- Stored items from a collection -
+ + + +

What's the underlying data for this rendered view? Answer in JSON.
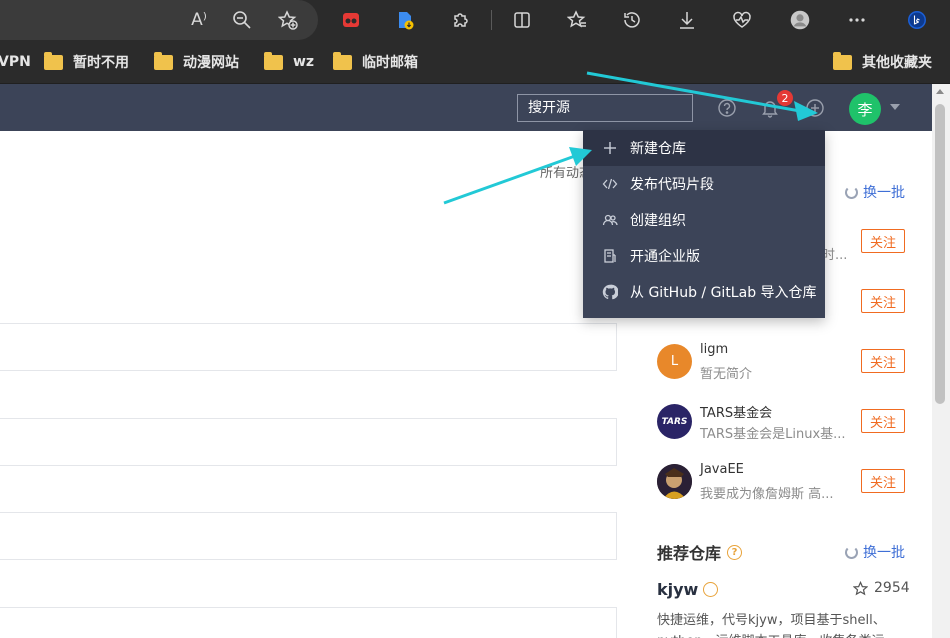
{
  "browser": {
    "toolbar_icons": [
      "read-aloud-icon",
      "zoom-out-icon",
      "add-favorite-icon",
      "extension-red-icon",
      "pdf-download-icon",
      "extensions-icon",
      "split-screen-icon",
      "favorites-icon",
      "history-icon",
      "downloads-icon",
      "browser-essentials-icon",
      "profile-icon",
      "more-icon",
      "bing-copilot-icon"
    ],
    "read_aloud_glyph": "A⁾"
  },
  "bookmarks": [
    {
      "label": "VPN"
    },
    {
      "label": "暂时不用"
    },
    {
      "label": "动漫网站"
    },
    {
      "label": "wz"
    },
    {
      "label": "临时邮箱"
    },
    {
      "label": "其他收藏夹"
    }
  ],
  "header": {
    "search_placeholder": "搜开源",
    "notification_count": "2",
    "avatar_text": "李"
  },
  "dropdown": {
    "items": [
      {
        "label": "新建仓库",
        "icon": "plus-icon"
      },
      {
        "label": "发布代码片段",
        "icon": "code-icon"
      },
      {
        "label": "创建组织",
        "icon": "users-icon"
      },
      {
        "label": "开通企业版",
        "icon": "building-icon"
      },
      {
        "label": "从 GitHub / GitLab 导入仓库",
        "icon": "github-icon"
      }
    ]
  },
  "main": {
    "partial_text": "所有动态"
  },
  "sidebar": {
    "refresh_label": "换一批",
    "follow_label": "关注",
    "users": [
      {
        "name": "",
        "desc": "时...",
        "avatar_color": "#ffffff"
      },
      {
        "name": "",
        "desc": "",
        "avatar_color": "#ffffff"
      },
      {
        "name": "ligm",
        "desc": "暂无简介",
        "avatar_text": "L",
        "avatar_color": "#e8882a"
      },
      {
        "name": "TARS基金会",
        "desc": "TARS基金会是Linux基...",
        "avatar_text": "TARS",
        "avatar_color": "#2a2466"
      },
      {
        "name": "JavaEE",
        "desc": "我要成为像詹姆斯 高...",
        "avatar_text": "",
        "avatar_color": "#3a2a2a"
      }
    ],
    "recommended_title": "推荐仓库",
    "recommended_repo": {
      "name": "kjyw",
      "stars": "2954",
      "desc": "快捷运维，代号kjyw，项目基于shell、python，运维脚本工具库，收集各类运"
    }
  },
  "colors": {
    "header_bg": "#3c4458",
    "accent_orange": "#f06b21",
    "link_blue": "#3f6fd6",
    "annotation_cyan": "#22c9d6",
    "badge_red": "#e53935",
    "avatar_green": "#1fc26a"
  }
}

+ + + +

- Short exercise -
Print each entry shown above with exact wording and no pictures.

- Result for this task -
What's the underlying data for this rendered view? Answer in JSON.
{
  "browser": {
    "toolbar_icons": [
      "read-aloud-icon",
      "zoom-out-icon",
      "add-favorite-icon",
      "extension-red-icon",
      "pdf-download-icon",
      "extensions-icon",
      "split-screen-icon",
      "favorites-icon",
      "history-icon",
      "downloads-icon",
      "browser-essentials-icon",
      "profile-icon",
      "more-icon",
      "bing-copilot-icon"
    ],
    "read_aloud_glyph": "A⁾"
  },
  "bookmarks": [
    {
      "label": "VPN"
    },
    {
      "label": "暂时不用"
    },
    {
      "label": "动漫网站"
    },
    {
      "label": "wz"
    },
    {
      "label": "临时邮箱"
    },
    {
      "label": "其他收藏夹"
    }
  ],
  "header": {
    "search_placeholder": "搜开源",
    "notification_count": "2",
    "avatar_text": "李"
  },
  "dropdown": {
    "items": [
      {
        "label": "新建仓库",
        "icon": "plus-icon"
      },
      {
        "label": "发布代码片段",
        "icon": "code-icon"
      },
      {
        "label": "创建组织",
        "icon": "users-icon"
      },
      {
        "label": "开通企业版",
        "icon": "building-icon"
      },
      {
        "label": "从 GitHub / GitLab 导入仓库",
        "icon": "github-icon"
      }
    ]
  },
  "main": {
    "partial_text": "所有动态"
  },
  "sidebar": {
    "refresh_label": "换一批",
    "follow_label": "关注",
    "users": [
      {
        "name": "",
        "desc": "时...",
        "avatar_color": "#ffffff"
      },
      {
        "name": "",
        "desc": "",
        "avatar_color": "#ffffff"
      },
      {
        "name": "ligm",
        "desc": "暂无简介",
        "avatar_text": "L",
        "avatar_color": "#e8882a"
      },
      {
        "name": "TARS基金会",
        "desc": "TARS基金会是Linux基...",
        "avatar_text": "TARS",
        "avatar_color": "#2a2466"
      },
      {
        "name": "JavaEE",
        "desc": "我要成为像詹姆斯 高...",
        "avatar_text": "",
        "avatar_color": "#3a2a2a"
      }
    ],
    "recommended_title": "推荐仓库",
    "recommended_repo": {
      "name": "kjyw",
      "stars": "2954",
      "desc": "快捷运维，代号kjyw，项目基于shell、python，运维脚本工具库，收集各类运"
    }
  },
  "colors": {
    "header_bg": "#3c4458",
    "accent_orange": "#f06b21",
    "link_blue": "#3f6fd6",
    "annotation_cyan": "#22c9d6",
    "badge_red": "#e53935",
    "avatar_green": "#1fc26a"
  }
}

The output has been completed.